**Written request**
Gather up every line that includes the string "quedó".

— Start Material for this exercise —

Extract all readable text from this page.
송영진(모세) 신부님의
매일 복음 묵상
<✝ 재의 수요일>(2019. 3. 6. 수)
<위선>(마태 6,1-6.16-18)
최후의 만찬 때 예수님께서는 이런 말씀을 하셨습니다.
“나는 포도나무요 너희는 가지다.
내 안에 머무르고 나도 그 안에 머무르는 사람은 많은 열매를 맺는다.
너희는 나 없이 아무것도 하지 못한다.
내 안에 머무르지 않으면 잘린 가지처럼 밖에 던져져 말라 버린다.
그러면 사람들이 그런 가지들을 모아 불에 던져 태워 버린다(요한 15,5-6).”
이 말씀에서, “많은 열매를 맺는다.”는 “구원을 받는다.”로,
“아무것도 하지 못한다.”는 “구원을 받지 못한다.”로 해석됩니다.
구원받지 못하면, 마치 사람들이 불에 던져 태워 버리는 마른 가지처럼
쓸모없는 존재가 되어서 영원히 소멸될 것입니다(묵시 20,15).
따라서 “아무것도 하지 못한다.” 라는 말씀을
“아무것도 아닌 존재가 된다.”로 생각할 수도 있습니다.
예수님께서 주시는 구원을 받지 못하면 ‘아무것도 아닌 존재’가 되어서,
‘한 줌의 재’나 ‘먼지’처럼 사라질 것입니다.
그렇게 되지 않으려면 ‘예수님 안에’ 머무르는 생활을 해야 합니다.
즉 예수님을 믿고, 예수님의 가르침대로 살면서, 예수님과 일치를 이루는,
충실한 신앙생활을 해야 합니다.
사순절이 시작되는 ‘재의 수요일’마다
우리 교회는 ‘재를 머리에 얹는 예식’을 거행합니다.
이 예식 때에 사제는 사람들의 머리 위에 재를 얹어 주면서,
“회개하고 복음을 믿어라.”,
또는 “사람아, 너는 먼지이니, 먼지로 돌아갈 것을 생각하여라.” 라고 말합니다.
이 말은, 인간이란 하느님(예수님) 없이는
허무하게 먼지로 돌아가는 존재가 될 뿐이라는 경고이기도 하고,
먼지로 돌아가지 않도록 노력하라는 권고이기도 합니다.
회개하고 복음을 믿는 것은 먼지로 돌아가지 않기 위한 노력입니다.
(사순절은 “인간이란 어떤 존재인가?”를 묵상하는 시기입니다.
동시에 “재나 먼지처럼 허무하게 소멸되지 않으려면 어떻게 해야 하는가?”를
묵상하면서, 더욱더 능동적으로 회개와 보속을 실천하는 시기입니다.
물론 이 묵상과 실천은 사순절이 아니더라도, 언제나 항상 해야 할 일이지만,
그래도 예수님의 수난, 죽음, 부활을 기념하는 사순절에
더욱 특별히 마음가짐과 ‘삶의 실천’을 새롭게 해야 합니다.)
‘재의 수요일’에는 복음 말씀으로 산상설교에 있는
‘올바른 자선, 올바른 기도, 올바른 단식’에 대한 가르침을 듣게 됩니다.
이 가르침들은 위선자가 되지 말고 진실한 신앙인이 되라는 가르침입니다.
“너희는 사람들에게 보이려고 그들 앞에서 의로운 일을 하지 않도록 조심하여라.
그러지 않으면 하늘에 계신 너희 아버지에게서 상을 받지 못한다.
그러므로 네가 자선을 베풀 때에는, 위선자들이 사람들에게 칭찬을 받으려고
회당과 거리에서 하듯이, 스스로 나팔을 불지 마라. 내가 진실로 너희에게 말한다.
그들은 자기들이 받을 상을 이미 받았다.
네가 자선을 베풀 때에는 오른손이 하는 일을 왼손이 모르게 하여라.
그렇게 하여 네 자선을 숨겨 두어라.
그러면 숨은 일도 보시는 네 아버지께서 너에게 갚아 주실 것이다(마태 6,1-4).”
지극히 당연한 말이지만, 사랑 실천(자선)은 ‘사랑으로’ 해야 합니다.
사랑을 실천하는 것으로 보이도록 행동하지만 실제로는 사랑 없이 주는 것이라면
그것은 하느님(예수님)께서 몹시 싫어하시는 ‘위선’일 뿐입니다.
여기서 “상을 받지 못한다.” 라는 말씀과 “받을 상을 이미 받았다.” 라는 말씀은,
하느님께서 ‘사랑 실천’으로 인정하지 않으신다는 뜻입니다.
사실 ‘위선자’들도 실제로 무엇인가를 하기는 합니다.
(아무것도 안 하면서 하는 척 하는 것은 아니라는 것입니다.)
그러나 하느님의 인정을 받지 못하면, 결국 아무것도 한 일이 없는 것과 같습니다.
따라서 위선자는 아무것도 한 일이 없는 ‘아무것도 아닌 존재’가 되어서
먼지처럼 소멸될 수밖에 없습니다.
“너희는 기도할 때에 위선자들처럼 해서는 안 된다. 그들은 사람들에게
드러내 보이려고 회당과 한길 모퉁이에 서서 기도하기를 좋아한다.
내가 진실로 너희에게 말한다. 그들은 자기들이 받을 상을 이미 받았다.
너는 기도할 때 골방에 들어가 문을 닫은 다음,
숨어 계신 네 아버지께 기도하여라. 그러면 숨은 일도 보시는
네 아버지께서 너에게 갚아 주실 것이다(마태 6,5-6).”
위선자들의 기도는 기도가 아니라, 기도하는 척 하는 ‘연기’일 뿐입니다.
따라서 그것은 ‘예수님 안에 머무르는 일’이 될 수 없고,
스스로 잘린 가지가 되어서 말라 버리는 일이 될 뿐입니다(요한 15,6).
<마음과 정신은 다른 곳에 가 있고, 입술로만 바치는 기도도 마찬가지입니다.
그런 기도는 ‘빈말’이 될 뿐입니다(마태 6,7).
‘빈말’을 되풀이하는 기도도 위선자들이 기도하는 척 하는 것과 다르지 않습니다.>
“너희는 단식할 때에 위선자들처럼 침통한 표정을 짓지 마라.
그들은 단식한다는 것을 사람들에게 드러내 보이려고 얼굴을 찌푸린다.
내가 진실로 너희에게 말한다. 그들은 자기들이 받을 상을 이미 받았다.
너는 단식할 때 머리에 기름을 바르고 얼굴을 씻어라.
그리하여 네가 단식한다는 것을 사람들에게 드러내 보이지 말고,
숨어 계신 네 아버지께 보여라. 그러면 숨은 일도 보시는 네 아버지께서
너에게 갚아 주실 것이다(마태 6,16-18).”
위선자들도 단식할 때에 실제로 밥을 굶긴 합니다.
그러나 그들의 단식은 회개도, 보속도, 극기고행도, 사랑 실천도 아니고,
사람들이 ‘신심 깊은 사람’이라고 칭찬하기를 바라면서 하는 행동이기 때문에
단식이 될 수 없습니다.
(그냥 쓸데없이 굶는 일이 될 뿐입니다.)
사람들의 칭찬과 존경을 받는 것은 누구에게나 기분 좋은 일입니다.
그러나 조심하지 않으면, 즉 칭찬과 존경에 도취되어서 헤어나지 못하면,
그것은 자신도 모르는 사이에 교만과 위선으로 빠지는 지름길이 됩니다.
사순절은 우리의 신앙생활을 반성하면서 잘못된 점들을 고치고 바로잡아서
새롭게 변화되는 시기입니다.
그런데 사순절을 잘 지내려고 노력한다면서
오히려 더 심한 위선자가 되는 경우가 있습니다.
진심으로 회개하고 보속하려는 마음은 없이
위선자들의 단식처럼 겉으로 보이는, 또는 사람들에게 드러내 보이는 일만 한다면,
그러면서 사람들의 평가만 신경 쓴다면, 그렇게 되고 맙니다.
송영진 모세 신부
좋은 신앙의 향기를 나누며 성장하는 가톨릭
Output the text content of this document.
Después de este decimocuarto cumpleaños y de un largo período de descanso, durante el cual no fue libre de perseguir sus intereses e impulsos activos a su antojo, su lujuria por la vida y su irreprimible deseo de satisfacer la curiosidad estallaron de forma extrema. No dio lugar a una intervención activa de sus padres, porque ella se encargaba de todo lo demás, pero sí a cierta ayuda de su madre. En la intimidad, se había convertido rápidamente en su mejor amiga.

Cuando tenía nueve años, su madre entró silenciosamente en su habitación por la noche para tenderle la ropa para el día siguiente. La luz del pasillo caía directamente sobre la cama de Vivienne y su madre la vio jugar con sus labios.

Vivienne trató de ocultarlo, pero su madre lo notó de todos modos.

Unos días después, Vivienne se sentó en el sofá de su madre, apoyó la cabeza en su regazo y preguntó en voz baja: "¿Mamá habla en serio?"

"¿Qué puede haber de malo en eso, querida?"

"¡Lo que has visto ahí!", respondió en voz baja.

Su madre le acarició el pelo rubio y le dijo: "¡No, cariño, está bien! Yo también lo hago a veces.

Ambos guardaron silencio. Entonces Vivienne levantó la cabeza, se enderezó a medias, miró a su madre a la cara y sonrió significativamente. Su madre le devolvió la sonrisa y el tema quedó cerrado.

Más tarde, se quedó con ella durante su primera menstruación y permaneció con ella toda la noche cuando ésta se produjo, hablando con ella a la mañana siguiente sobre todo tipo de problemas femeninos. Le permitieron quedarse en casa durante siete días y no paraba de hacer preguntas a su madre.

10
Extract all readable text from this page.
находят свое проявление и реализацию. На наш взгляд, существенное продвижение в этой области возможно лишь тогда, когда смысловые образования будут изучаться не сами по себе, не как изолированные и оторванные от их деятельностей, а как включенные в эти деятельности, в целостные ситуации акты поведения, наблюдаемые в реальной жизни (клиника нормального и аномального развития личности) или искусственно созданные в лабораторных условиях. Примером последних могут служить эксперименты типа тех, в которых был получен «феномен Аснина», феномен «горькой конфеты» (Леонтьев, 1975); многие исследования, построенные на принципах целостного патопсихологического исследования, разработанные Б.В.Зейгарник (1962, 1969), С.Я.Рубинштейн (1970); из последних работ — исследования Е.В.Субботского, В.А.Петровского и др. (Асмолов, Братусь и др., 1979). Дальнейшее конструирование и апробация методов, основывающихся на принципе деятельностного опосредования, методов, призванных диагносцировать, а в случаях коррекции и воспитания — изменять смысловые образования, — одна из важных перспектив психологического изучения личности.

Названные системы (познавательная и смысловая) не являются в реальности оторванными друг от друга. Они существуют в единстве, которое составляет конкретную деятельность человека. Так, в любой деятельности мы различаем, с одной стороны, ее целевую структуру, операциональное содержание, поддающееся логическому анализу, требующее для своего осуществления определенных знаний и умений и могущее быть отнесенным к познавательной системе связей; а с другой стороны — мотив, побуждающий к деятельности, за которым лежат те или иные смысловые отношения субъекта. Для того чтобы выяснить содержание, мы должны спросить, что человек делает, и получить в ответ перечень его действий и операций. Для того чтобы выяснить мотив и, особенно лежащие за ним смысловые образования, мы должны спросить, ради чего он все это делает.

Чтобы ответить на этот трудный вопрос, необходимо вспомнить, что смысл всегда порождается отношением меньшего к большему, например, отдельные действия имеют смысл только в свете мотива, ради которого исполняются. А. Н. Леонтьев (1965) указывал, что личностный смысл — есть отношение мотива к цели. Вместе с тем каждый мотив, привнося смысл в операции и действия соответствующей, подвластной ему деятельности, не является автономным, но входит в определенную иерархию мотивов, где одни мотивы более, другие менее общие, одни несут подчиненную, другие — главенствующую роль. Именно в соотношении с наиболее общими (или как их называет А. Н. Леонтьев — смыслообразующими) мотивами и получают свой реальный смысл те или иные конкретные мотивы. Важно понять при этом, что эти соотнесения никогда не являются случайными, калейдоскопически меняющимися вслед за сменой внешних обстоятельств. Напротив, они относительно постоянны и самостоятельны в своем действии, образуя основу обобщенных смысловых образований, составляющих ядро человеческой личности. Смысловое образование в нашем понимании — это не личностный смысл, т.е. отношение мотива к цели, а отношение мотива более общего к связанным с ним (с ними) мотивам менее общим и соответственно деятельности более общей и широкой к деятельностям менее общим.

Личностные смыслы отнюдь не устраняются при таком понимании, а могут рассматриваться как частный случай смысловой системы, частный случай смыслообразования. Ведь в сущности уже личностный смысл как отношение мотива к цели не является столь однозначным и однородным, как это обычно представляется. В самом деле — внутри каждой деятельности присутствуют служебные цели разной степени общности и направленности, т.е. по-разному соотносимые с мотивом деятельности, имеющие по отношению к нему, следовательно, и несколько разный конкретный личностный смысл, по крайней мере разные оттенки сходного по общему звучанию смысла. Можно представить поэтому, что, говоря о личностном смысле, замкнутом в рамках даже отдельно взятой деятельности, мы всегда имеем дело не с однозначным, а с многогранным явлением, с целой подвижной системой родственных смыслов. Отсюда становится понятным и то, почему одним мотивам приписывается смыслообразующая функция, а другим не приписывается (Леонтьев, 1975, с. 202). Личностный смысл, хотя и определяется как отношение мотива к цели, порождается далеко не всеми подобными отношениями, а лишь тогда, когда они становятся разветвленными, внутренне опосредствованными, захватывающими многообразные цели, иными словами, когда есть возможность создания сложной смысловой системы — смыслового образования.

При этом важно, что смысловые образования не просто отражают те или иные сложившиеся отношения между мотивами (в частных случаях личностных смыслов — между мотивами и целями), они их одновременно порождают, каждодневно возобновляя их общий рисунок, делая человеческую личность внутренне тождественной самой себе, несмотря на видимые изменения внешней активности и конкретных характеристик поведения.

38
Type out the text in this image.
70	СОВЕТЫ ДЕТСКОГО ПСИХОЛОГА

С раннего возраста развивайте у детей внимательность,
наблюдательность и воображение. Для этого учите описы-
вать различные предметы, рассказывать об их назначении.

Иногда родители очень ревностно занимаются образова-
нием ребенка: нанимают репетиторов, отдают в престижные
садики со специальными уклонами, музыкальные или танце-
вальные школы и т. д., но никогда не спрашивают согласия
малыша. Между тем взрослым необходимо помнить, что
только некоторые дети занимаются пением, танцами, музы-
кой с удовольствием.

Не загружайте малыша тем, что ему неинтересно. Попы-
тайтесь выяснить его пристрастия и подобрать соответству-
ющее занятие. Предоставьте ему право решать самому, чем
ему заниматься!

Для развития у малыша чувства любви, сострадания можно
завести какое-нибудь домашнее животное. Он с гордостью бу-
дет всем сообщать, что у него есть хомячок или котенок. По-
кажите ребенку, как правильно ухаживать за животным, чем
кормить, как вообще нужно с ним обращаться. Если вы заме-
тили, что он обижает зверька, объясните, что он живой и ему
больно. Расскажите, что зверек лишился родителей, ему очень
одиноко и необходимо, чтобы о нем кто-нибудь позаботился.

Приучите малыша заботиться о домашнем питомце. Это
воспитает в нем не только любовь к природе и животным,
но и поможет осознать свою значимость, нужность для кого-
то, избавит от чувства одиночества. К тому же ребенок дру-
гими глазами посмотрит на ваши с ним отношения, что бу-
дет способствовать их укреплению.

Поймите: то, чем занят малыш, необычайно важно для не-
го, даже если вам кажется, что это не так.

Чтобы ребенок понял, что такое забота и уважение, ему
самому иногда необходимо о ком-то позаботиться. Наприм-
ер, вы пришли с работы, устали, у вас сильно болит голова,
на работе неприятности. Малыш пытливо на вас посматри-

— End Material for this exercise —

**Exercise answer**
Ambos guardaron silencio. Entonces Vivienne levantó la cabeza, se enderezó a medias, miró a su madre a la cara y sonrió significativamente. Su madre le devolvió la sonrisa y el tema quedó cerrado.
Más tarde, se quedó con ella durante su primera menstruación y permaneció con ella toda la noche cuando ésta se produjo, hablando con ella a la mañana siguiente sobre todo tipo de problemas femeninos. Le permitieron quedarse en casa durante siete días y no paraba de hacer preguntas a su madre.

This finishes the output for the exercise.